_Aim:_ Copy out the listing that follows, exactly, without its pictures.

◆ ◆ ◆ ◆

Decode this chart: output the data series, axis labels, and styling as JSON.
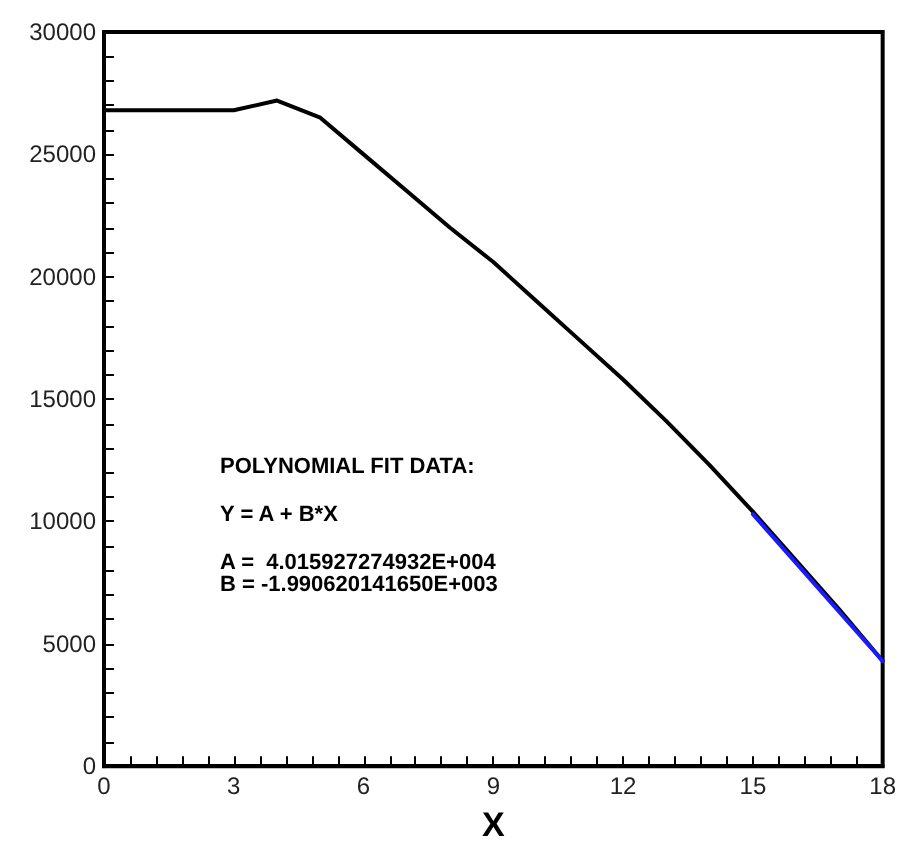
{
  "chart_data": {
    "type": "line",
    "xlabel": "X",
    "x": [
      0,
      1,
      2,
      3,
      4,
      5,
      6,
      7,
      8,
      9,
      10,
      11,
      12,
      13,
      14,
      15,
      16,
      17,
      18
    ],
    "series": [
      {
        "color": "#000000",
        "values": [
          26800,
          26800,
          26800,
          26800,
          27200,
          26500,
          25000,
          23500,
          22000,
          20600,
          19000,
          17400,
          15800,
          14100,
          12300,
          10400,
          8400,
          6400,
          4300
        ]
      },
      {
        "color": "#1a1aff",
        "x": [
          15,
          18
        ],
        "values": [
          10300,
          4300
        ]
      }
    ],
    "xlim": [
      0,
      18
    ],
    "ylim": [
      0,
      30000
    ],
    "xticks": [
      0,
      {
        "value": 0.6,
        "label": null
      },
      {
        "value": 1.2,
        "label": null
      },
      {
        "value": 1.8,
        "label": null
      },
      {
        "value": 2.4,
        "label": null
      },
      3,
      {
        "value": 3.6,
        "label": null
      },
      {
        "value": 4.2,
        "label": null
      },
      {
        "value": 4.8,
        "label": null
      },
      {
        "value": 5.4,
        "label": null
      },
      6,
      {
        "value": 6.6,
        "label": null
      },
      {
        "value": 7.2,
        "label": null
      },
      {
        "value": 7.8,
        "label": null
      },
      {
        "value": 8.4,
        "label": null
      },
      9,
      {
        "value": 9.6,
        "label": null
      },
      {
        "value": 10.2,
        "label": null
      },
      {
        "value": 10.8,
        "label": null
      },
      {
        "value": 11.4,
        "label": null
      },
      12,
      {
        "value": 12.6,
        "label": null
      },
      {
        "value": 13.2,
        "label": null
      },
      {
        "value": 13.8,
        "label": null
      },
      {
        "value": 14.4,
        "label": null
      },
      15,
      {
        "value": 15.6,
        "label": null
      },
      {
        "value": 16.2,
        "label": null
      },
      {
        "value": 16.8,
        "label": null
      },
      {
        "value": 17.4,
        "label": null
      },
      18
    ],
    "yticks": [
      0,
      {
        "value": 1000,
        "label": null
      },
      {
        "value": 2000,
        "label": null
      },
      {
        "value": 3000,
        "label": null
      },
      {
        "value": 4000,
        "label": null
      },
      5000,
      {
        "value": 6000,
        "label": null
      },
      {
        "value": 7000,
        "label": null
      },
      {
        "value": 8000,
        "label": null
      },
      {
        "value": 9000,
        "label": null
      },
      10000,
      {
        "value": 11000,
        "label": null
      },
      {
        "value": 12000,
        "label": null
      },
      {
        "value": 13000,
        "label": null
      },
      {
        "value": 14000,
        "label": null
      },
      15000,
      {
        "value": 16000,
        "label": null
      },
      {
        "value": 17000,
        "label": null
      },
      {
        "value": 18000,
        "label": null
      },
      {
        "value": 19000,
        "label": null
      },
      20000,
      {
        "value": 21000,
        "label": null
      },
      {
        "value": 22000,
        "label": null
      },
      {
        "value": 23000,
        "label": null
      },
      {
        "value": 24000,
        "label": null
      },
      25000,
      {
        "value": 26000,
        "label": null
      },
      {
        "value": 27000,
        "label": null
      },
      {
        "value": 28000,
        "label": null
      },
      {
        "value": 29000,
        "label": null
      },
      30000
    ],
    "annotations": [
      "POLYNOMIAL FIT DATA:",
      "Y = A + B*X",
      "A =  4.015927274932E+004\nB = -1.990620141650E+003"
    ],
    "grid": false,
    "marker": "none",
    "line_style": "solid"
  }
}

◆ ◆ ◆ ◆

_Exercise result:_
Decode this chart: output the data series, axis labels, and styling as JSON.
{
  "chart_data": {
    "type": "line",
    "xlabel": "X",
    "x": [
      0,
      1,
      2,
      3,
      4,
      5,
      6,
      7,
      8,
      9,
      10,
      11,
      12,
      13,
      14,
      15,
      16,
      17,
      18
    ],
    "series": [
      {
        "color": "#000000",
        "values": [
          26800,
          26800,
          26800,
          26800,
          27200,
          26500,
          25000,
          23500,
          22000,
          20600,
          19000,
          17400,
          15800,
          14100,
          12300,
          10400,
          8400,
          6400,
          4300
        ]
      },
      {
        "color": "#1a1aff",
        "x": [
          15,
          18
        ],
        "values": [
          10300,
          4300
        ]
      }
    ],
    "xlim": [
      0,
      18
    ],
    "ylim": [
      0,
      30000
    ],
    "xticks": [
      0,
      {
        "value": 0.6,
        "label": null
      },
      {
        "value": 1.2,
        "label": null
      },
      {
        "value": 1.8,
        "label": null
      },
      {
        "value": 2.4,
        "label": null
      },
      3,
      {
        "value": 3.6,
        "label": null
      },
      {
        "value": 4.2,
        "label": null
      },
      {
        "value": 4.8,
        "label": null
      },
      {
        "value": 5.4,
        "label": null
      },
      6,
      {
        "value": 6.6,
        "label": null
      },
      {
        "value": 7.2,
        "label": null
      },
      {
        "value": 7.8,
        "label": null
      },
      {
        "value": 8.4,
        "label": null
      },
      9,
      {
        "value": 9.6,
        "label": null
      },
      {
        "value": 10.2,
        "label": null
      },
      {
        "value": 10.8,
        "label": null
      },
      {
        "value": 11.4,
        "label": null
      },
      12,
      {
        "value": 12.6,
        "label": null
      },
      {
        "value": 13.2,
        "label": null
      },
      {
        "value": 13.8,
        "label": null
      },
      {
        "value": 14.4,
        "label": null
      },
      15,
      {
        "value": 15.6,
        "label": null
      },
      {
        "value": 16.2,
        "label": null
      },
      {
        "value": 16.8,
        "label": null
      },
      {
        "value": 17.4,
        "label": null
      },
      18
    ],
    "yticks": [
      0,
      {
        "value": 1000,
        "label": null
      },
      {
        "value": 2000,
        "label": null
      },
      {
        "value": 3000,
        "label": null
      },
      {
        "value": 4000,
        "label": null
      },
      5000,
      {
        "value": 6000,
        "label": null
      },
      {
        "value": 7000,
        "label": null
      },
      {
        "value": 8000,
        "label": null
      },
      {
        "value": 9000,
        "label": null
      },
      10000,
      {
        "value": 11000,
        "label": null
      },
      {
        "value": 12000,
        "label": null
      },
      {
        "value": 13000,
        "label": null
      },
      {
        "value": 14000,
        "label": null
      },
      15000,
      {
        "value": 16000,
        "label": null
      },
      {
        "value": 17000,
        "label": null
      },
      {
        "value": 18000,
        "label": null
      },
      {
        "value": 19000,
        "label": null
      },
      20000,
      {
        "value": 21000,
        "label": null
      },
      {
        "value": 22000,
        "label": null
      },
      {
        "value": 23000,
        "label": null
      },
      {
        "value": 24000,
        "label": null
      },
      25000,
      {
        "value": 26000,
        "label": null
      },
      {
        "value": 27000,
        "label": null
      },
      {
        "value": 28000,
        "label": null
      },
      {
        "value": 29000,
        "label": null
      },
      30000
    ],
    "annotations": [
      "POLYNOMIAL FIT DATA:",
      "Y = A + B*X",
      "A =  4.015927274932E+004\nB = -1.990620141650E+003"
    ],
    "grid": false,
    "marker": "none",
    "line_style": "solid"
  }
}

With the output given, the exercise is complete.